Problem details =>
Read the records below and copy each line that contains "EURUSD".
_ _ _ _ _ _ _
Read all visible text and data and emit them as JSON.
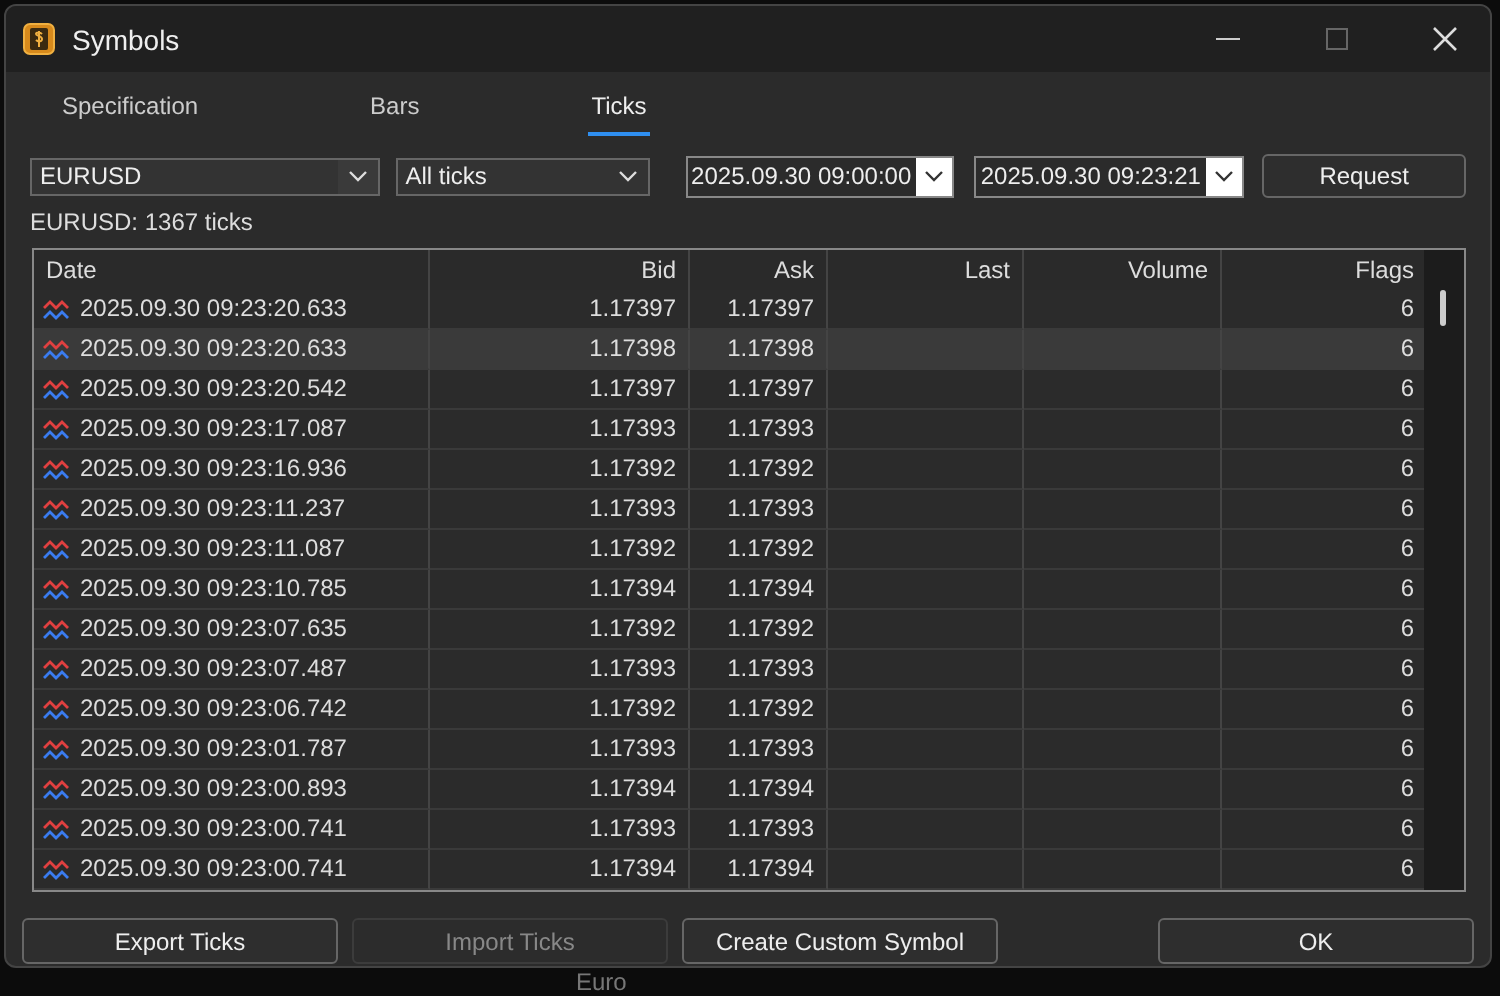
{
  "window": {
    "title": "Symbols"
  },
  "background": {
    "label": "Euro"
  },
  "tabs": [
    {
      "label": "Specification",
      "selected": false
    },
    {
      "label": "Bars",
      "selected": false
    },
    {
      "label": "Ticks",
      "selected": true
    }
  ],
  "filters": {
    "symbol": "EURUSD",
    "tick_type": "All ticks",
    "from": "2025.09.30 09:00:00",
    "to": "2025.09.30 09:23:21",
    "request_button": "Request"
  },
  "summary": "EURUSD: 1367 ticks",
  "table": {
    "columns": [
      "Date",
      "Bid",
      "Ask",
      "Last",
      "Volume",
      "Flags"
    ],
    "rows": [
      {
        "date": "2025.09.30 09:23:20.633",
        "bid": "1.17397",
        "ask": "1.17397",
        "flags": "6",
        "selected": false
      },
      {
        "date": "2025.09.30 09:23:20.633",
        "bid": "1.17398",
        "ask": "1.17398",
        "flags": "6",
        "selected": true
      },
      {
        "date": "2025.09.30 09:23:20.542",
        "bid": "1.17397",
        "ask": "1.17397",
        "flags": "6",
        "selected": false
      },
      {
        "date": "2025.09.30 09:23:17.087",
        "bid": "1.17393",
        "ask": "1.17393",
        "flags": "6",
        "selected": false
      },
      {
        "date": "2025.09.30 09:23:16.936",
        "bid": "1.17392",
        "ask": "1.17392",
        "flags": "6",
        "selected": false
      },
      {
        "date": "2025.09.30 09:23:11.237",
        "bid": "1.17393",
        "ask": "1.17393",
        "flags": "6",
        "selected": false
      },
      {
        "date": "2025.09.30 09:23:11.087",
        "bid": "1.17392",
        "ask": "1.17392",
        "flags": "6",
        "selected": false
      },
      {
        "date": "2025.09.30 09:23:10.785",
        "bid": "1.17394",
        "ask": "1.17394",
        "flags": "6",
        "selected": false
      },
      {
        "date": "2025.09.30 09:23:07.635",
        "bid": "1.17392",
        "ask": "1.17392",
        "flags": "6",
        "selected": false
      },
      {
        "date": "2025.09.30 09:23:07.487",
        "bid": "1.17393",
        "ask": "1.17393",
        "flags": "6",
        "selected": false
      },
      {
        "date": "2025.09.30 09:23:06.742",
        "bid": "1.17392",
        "ask": "1.17392",
        "flags": "6",
        "selected": false
      },
      {
        "date": "2025.09.30 09:23:01.787",
        "bid": "1.17393",
        "ask": "1.17393",
        "flags": "6",
        "selected": false
      },
      {
        "date": "2025.09.30 09:23:00.893",
        "bid": "1.17394",
        "ask": "1.17394",
        "flags": "6",
        "selected": false
      },
      {
        "date": "2025.09.30 09:23:00.741",
        "bid": "1.17393",
        "ask": "1.17393",
        "flags": "6",
        "selected": false
      },
      {
        "date": "2025.09.30 09:23:00.741",
        "bid": "1.17394",
        "ask": "1.17394",
        "flags": "6",
        "selected": false
      }
    ]
  },
  "buttons": [
    {
      "label": "Export Ticks",
      "disabled": false
    },
    {
      "label": "Import Ticks",
      "disabled": true
    },
    {
      "label": "Create Custom Symbol",
      "disabled": false
    }
  ],
  "ok_button": "OK"
}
_ _ _ _ _ _ _
Response for this exercise =>
    "symbol": "EURUSD",
  "summary": "EURUSD: 1367 ticks",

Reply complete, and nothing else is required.